◆ **Required task**:
Wherever the word "مرسلة" turns up in a line of the entries, copy that line.

┄┄┄┄┄┄┄┄┄┄┄┄┄┄┄┄┄┄┄┄

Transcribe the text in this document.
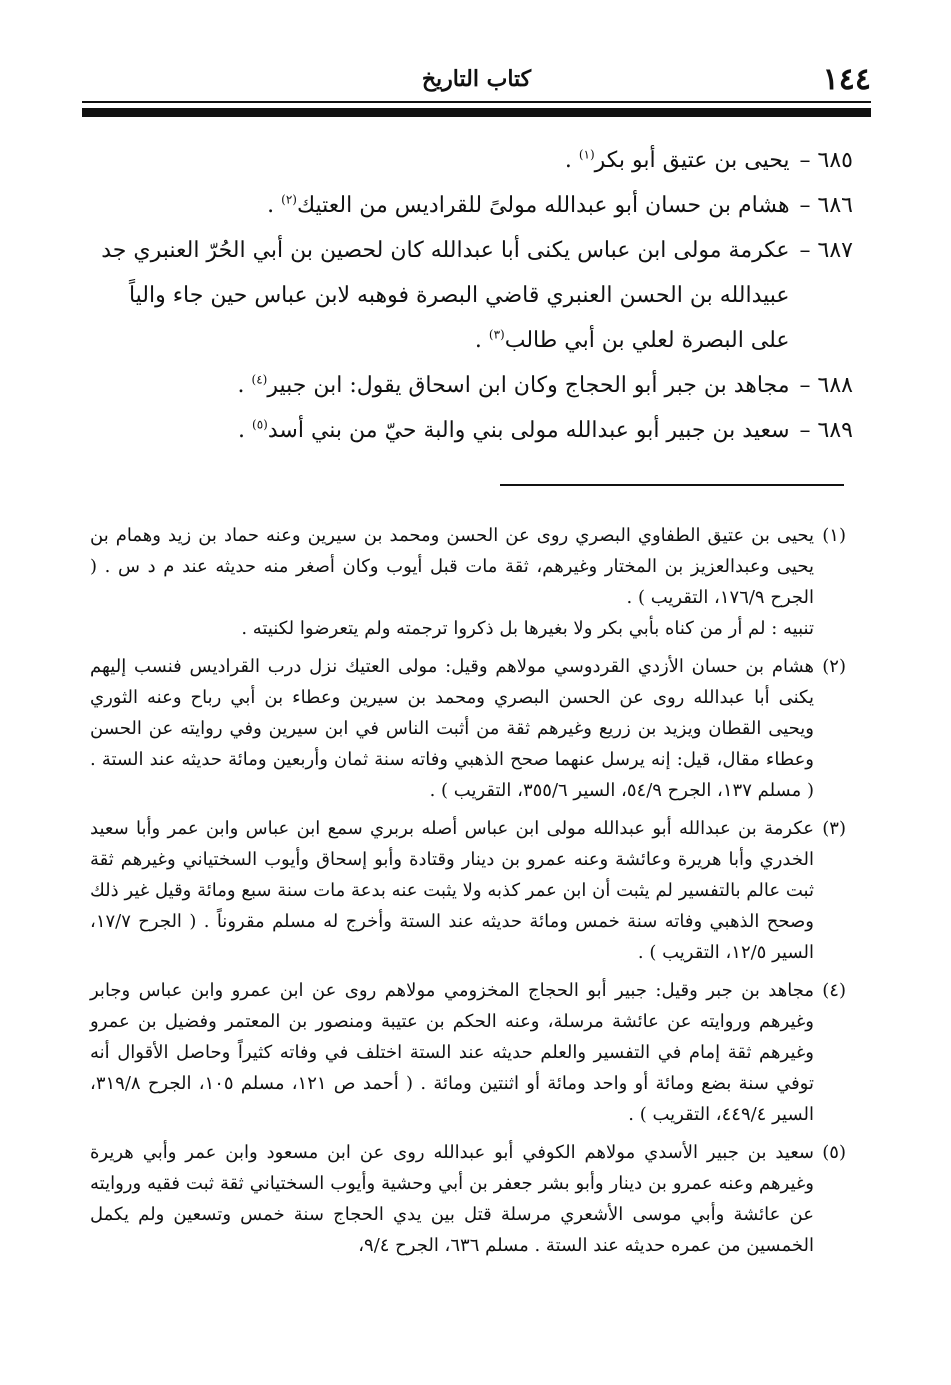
١٤٤
كتاب التاريخ
٦٨٥ –
يحيى بن عتيق أبو بكر$^{(١)}$ .
٦٨٦ –
هشام بن حسان أبو عبدالله مولىً للقراديس من العتيك$^{(٢)}$ .
٦٨٧ –
عكرمة مولى ابن عباس يكنى أبا عبدالله كان لحصين بن أبي الحُرّ العنبري جد عبيدالله بن الحسن العنبري قاضي البصرة فوهبه لابن عباس حين جاء والياً على البصرة لعلي بن أبي طالب$^{(٣)}$ .
٦٨٨ –
مجاهد بن جبر أبو الحجاج وكان ابن اسحاق يقول: ابن جبير$^{(٤)}$ .
٦٨٩ –
سعيد بن جبير أبو عبدالله مولى بني والبة حيّ من بني أسد$^{(٥)}$ .
(١)
يحيى بن عتيق الطفاوي البصري روى عن الحسن ومحمد بن سيرين وعنه حماد بن زيد وهمام بن يحيى وعبدالعزيز بن المختار وغيرهم، ثقة مات قبل أيوب وكان أصغر منه حديثه عند م د س . ( الجرح ١٧٦/٩، التقريب ) .
تنبيه : لم أر من كناه بأبي بكر ولا بغيرها بل ذكروا ترجمته ولم يتعرضوا لكنيته .
(٢)
هشام بن حسان الأزدي القردوسي مولاهم وقيل: مولى العتيك نزل درب القراديس فنسب إليهم يكنى أبا عبدالله روى عن الحسن البصري ومحمد بن سيرين وعطاء بن أبي رباح وعنه الثوري ويحيى القطان ويزيد بن زريع وغيرهم ثقة من أثبت الناس في ابن سيرين وفي روايته عن الحسن وعطاء مقال، قيل: إنه يرسل عنهما صحح الذهبي وفاته سنة ثمان وأربعين ومائة حديثه عند الستة . ( مسلم ١٣٧، الجرح ٥٤/٩، السير ٣٥٥/٦، التقريب ) .
(٣)
عكرمة بن عبدالله أبو عبدالله مولى ابن عباس أصله بربري سمع ابن عباس وابن عمر وأبا سعيد الخدري وأبا هريرة وعائشة وعنه عمرو بن دينار وقتادة وأبو إسحاق وأيوب السختياني وغيرهم ثقة ثبت عالم بالتفسير لم يثبت أن ابن عمر كذبه ولا يثبت عنه بدعة مات سنة سبع ومائة وقيل غير ذلك وصحح الذهبي وفاته سنة خمس ومائة حديثه عند الستة وأخرج له مسلم مقروناً . ( الجرح ١٧/٧، السير ١٢/٥، التقريب ) .
(٤)
مجاهد بن جبر وقيل: جبير أبو الحجاج المخزومي مولاهم روى عن ابن عمرو وابن عباس وجابر وغيرهم وروايته عن عائشة مرسلة، وعنه الحكم بن عتيبة ومنصور بن المعتمر وفضيل بن عمرو وغيرهم ثقة إمام في التفسير والعلم حديثه عند الستة اختلف في وفاته كثيراً وحاصل الأقوال أنه توفي سنة بضع ومائة أو واحد ومائة أو اثنتين ومائة . ( أحمد ص ١٢١، مسلم ١٠٥، الجرح ٣١٩/٨، السير ٤٤٩/٤، التقريب ) .
(٥)
سعيد بن جبير الأسدي مولاهم الكوفي أبو عبدالله روى عن ابن مسعود وابن عمر وأبي هريرة وغيرهم وعنه عمرو بن دينار وأبو بشر جعفر بن أبي وحشية وأيوب السختياني ثقة ثبت فقيه وروايته عن عائشة وأبي موسى الأشعري مرسلة قتل بين يدي الحجاج سنة خمس وتسعين ولم يكمل الخمسين من عمره حديثه عند الستة . مسلم ٦٣٦، الجرح ٩/٤،
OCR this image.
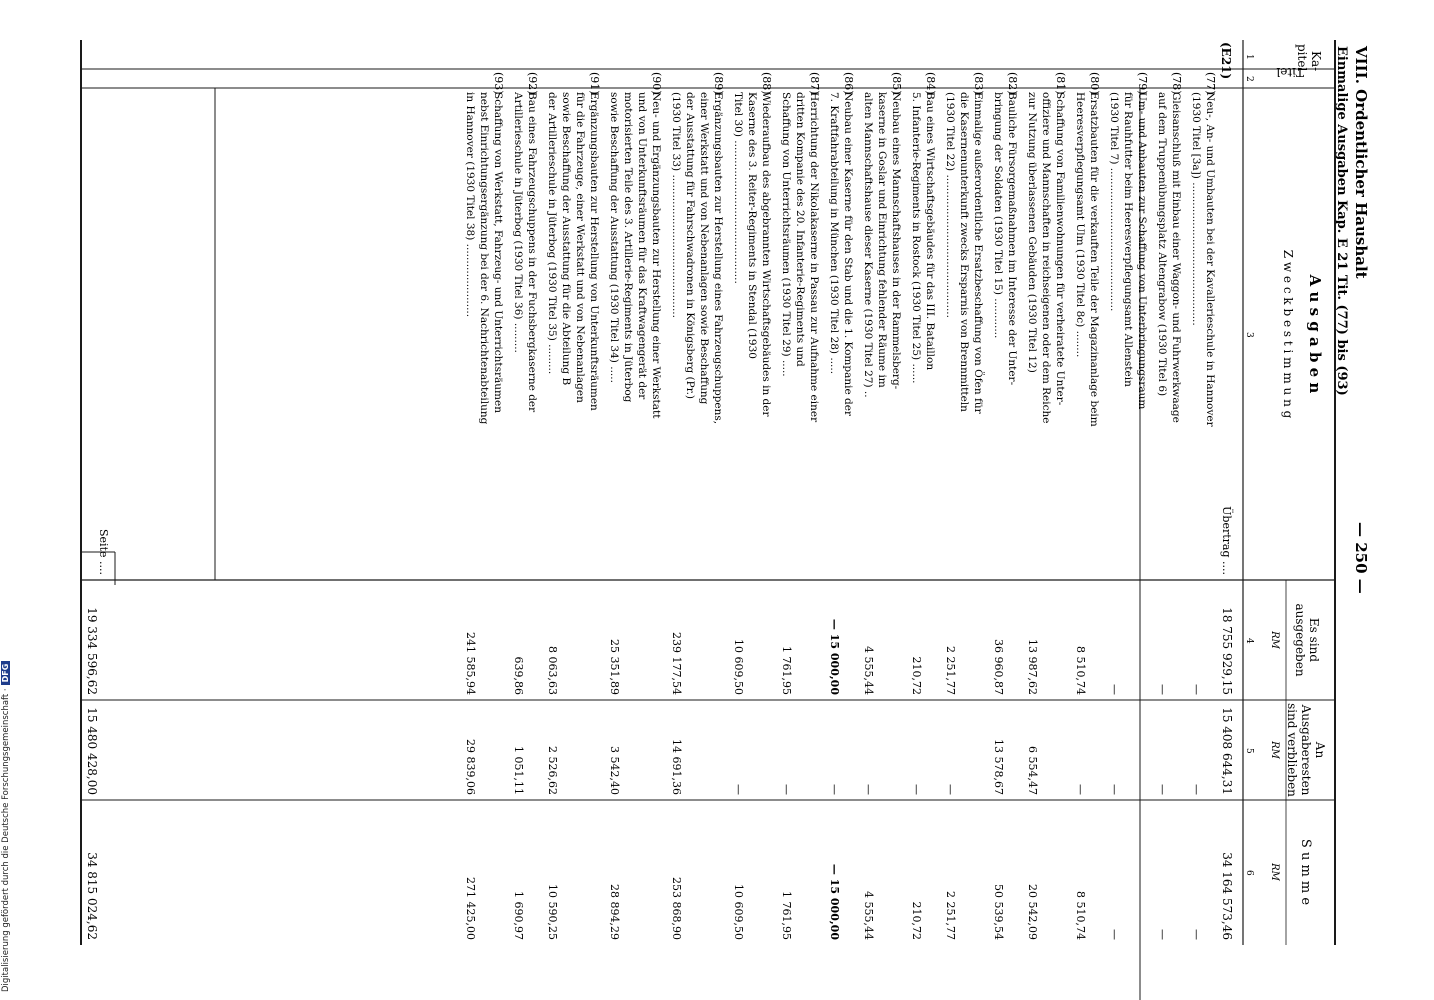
VIII. Ordentlicher Haushalt
— 250 —
Einmalige Ausgaben Kap. E 21 Tit. (77) bis (93)
Ka-
pitel
Titel
A u s g a b e n
Z w e c k b e s t i m m u n g
Es sind
ausgegeben
An
Ausgaberesten
sind verblieben
S u m m e
RM
RM
RM
1
2
3
4
5
6
(E21)
Übertrag ....
18 755 929,15
15 408 644,31
34 164 573,46
(77)
Neu-, An- und Umbauten bei der Kavallerieschule in Hannover
(1930 Titel [3a]) ...........................................
—
—
—
(78)
Gleisanschluß mit Einbau einer Waggon- und Fuhrwerkwaage
auf dem Truppenübungsplatz Altengrabow (1930 Titel 6)
—
—
—
(79)
Um- und Anbauten zur Schaffung von Unterbringungsraum
für Rauhfutter beim Heeresverpflegungsamt Allenstein
(1930 Titel 7) ...........................................
—
—
—
(80)
Ersatzbauten für die verkauften Teile der Magazinanlage beim
Heeresverpflegungsamt Ulm (1930 Titel 8c) ........
8 510,74
—
8 510,74
(81)
Schaffung von Familienwohnungen für verheiratete Unter-
offiziere und Mannschaften in reichseigenen oder dem Reiche
zur Nutzung überlassenen Gebäuden (1930 Titel 12)
13 987,62
6 554,47
20 542,09
(82)
Bauliche Fürsorgemaßnahmen im Interesse der Unter-
bringung der Soldaten (1930 Titel 15) ............
36 960,87
13 578,67
50 539,54
(83)
Einmalige außerordentliche Ersatzbeschaffung von Öfen für
die Kasernenunterkunft zwecks Ersparnis von Brennmitteln
(1930 Titel 22) ...........................................
2 251,77
—
2 251,77
(84)
Bau eines Wirtschaftsgebäudes für das III. Bataillon
5. Infanterie-Regiments in Rostock (1930 Titel 25) ......
210,72
—
210,72
(85)
Neubau eines Mannschaftshauses in der Rammelsberg-
kaserne in Goslar und Einrichtung fehlender Räume im
alten Mannschaftshause dieser Kaserne (1930 Titel 27) ..
4 555,44
—
4 555,44
(86)
Neubau einer Kaserne für den Stab und die 1. Kompanie der
7. Kraftfahrabteilung in München (1930 Titel 28) .....
— 15 000,00
—
— 15 000,00
(87)
Herrichtung der Nikolakaserne in Passau zur Aufnahme einer
dritten Kompanie des 20. Infanterie-Regiments und
Schaffung von Unterrichtsräumen (1930 Titel 29) .....
1 761,95
—
1 761,95
(88)
Wiederaufbau des abgebrannten Wirtschaftsgebäudes in der
Kaserne des 3. Reiter-Regiments in Stendal (1930
Titel 30) ...........................................
10 609,50
—
10 609,50
(89)
Ergänzungsbauten zur Herstellung eines Fahrzeugschuppens,
einer Werkstatt und von Nebenanlagen sowie Beschaffung
der Ausstattung für Fahrschwadronen in Königsberg (Pr.)
(1930 Titel 33) ...........................................
239 177,54
14 691,36
253 868,90
(90)
Neu- und Ergänzungsbauten zur Herstellung einer Werkstatt
und von Unterkunftsräumen für das Kraftwagengerät der
motorisierten Teile des 3. Artillerie-Regiments in Jüterbog
sowie Beschaffung der Ausstattung (1930 Titel 34) .....
25 351,89
3 542,40
28 894,29
(91)
Ergänzungsbauten zur Herstellung von Unterkunftsräumen
für die Fahrzeuge, einer Werkstatt und von Nebenanlagen
sowie Beschaffung der Ausstattung für die Abteilung B
der Artillerieschule in Jüterbog (1930 Titel 35) .........
8 063,63
2 526,62
10 590,25
(92)
Bau eines Fahrzeugschuppens in der Fuchsbergkaserne der
Artillerieschule in Jüterbog (1930 Titel 36) .........
639,86
1 051,11
1 690,97
(93)
Schaffung von Werkstatt, Fahrzeug- und Unterrichtsräumen
nebst Einrichtungsergänzung bei der 6. Nachrichtenabteilung
in Hannover (1930 Titel 38) ......................
241 585,94
29 839,06
271 425,00
Seite ....
19 334 596,62
15 480 428,00
34 815 024,62
Digitalisierung gefördert durch die Deutsche Forschungsgemeinschaft ·DFG
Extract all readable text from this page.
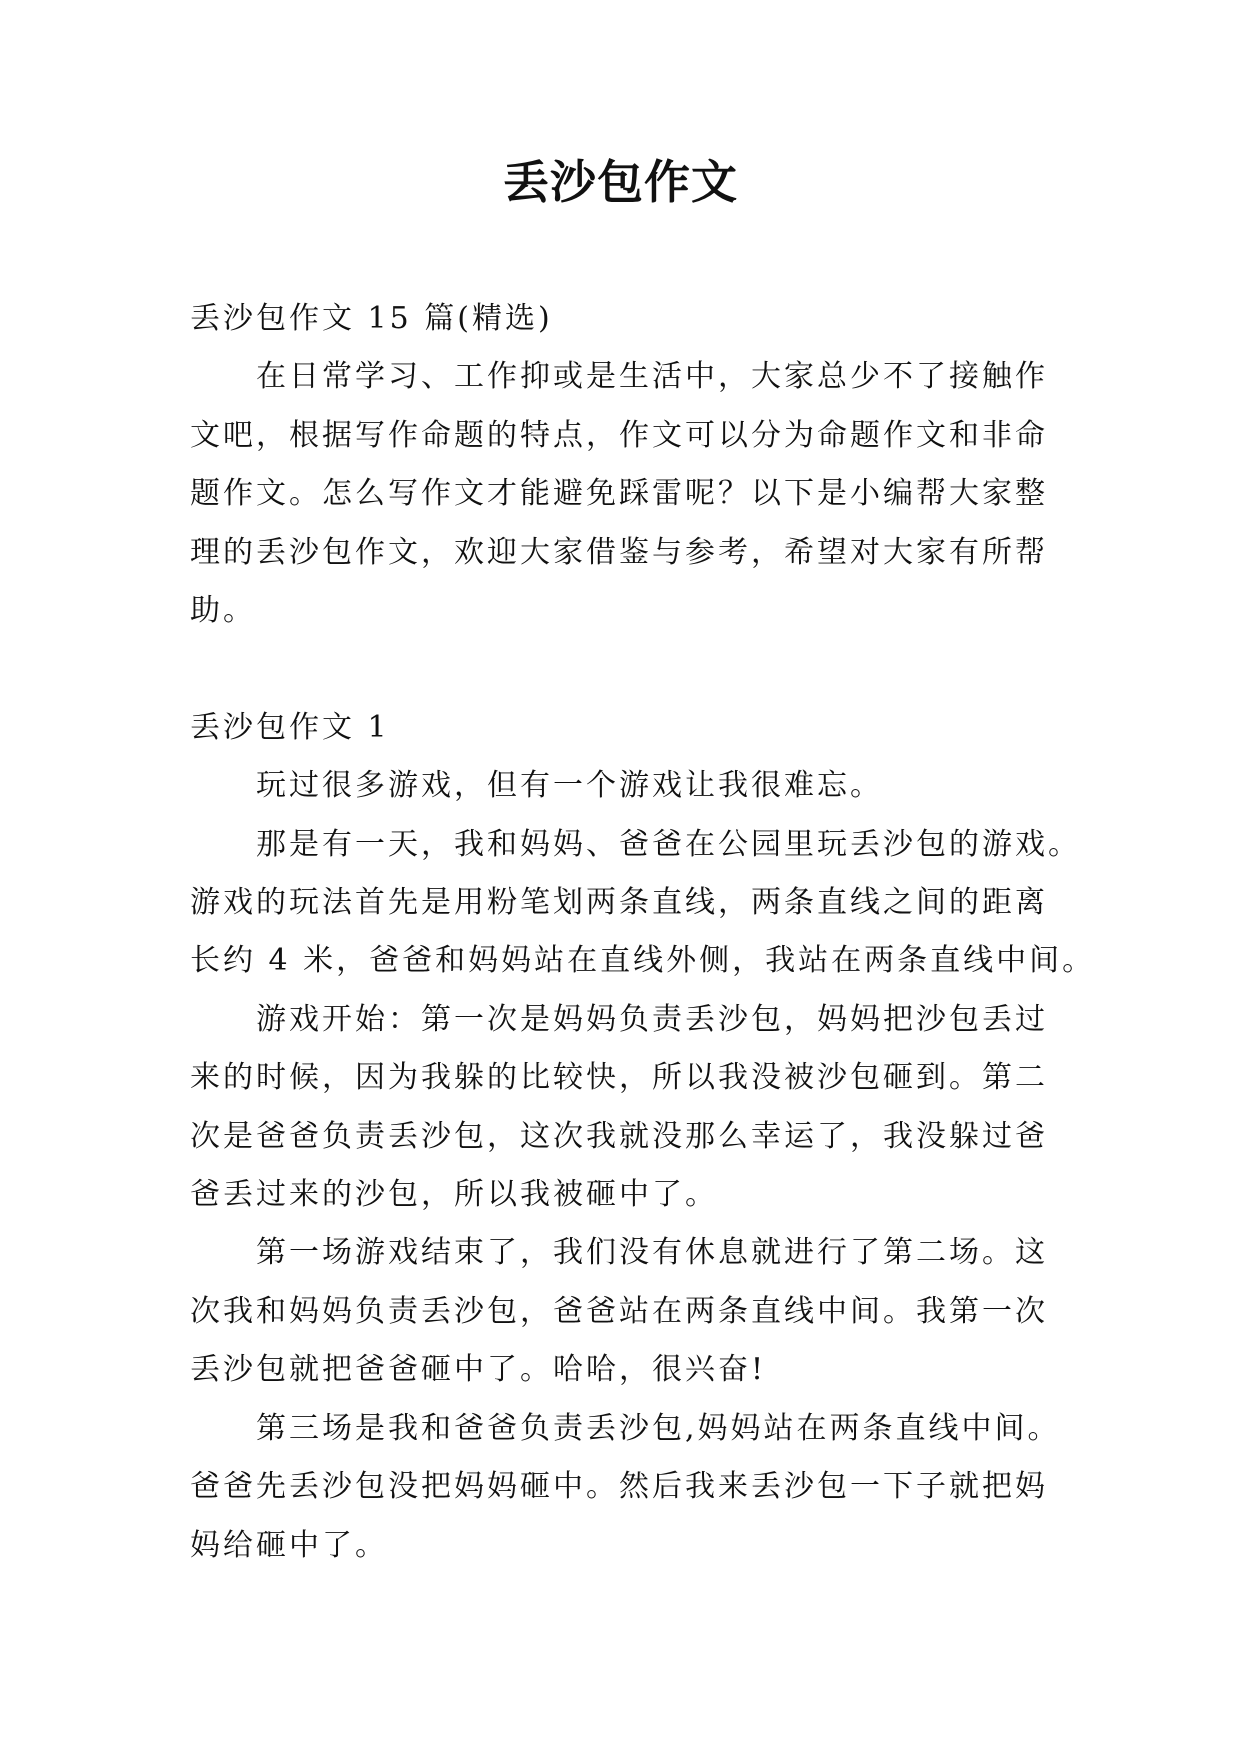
丢沙包作文

丢沙包作文 15 篇(精选)

在日常学习、工作抑或是生活中，大家总少不了接触作

文吧，根据写作命题的特点，作文可以分为命题作文和非命

题作文。怎么写作文才能避免踩雷呢？以下是小编帮大家整

理的丢沙包作文，欢迎大家借鉴与参考，希望对大家有所帮

助。

丢沙包作文 1

玩过很多游戏，但有一个游戏让我很难忘。

那是有一天，我和妈妈、爸爸在公园里玩丢沙包的游戏。

游戏的玩法首先是用粉笔划两条直线，两条直线之间的距离

长约 4 米，爸爸和妈妈站在直线外侧，我站在两条直线中间。

游戏开始：第一次是妈妈负责丢沙包，妈妈把沙包丢过

来的时候，因为我躲的比较快，所以我没被沙包砸到。第二

次是爸爸负责丢沙包，这次我就没那么幸运了，我没躲过爸

爸丢过来的沙包，所以我被砸中了。

第一场游戏结束了，我们没有休息就进行了第二场。这

次我和妈妈负责丢沙包，爸爸站在两条直线中间。我第一次

丢沙包就把爸爸砸中了。哈哈，很兴奋!

第三场是我和爸爸负责丢沙包,妈妈站在两条直线中间。

爸爸先丢沙包没把妈妈砸中。然后我来丢沙包一下子就把妈

妈给砸中了。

┄┄┄┄┄┄┄┄┄┄┄┄┄┄┄┄┄┄┄┄

◆ **Result of the exercise**:
مجاهد بن جبر وقيل: جبير أبو الحجاج المخزومي مولاهم روى عن ابن عمرو وابن عباس وجابر وغيرهم وروايته عن عائشة مرسلة، وعنه الحكم بن عتيبة ومنصور بن المعتمر وفضيل بن عمرو وغيرهم ثقة إمام في التفسير والعلم حديثه عند الستة اختلف في وفاته كثيراً وحاصل الأقوال أنه توفي سنة بضع ومائة أو واحد ومائة أو اثنتين ومائة . ( أحمد ص ١٢١، مسلم ١٠٥، الجرح ٣١٩/٨، السير ٤٤٩/٤، التقريب ) .
سعيد بن جبير الأسدي مولاهم الكوفي أبو عبدالله روى عن ابن مسعود وابن عمر وأبي هريرة وغيرهم وعنه عمرو بن دينار وأبو بشر جعفر بن أبي وحشية وأيوب السختياني ثقة ثبت فقيه وروايته عن عائشة وأبي موسى الأشعري مرسلة قتل بين يدي الحجاج سنة خمس وتسعين ولم يكمل الخمسين من عمره حديثه عند الستة . مسلم ٦٣٦، الجرح ٩/٤،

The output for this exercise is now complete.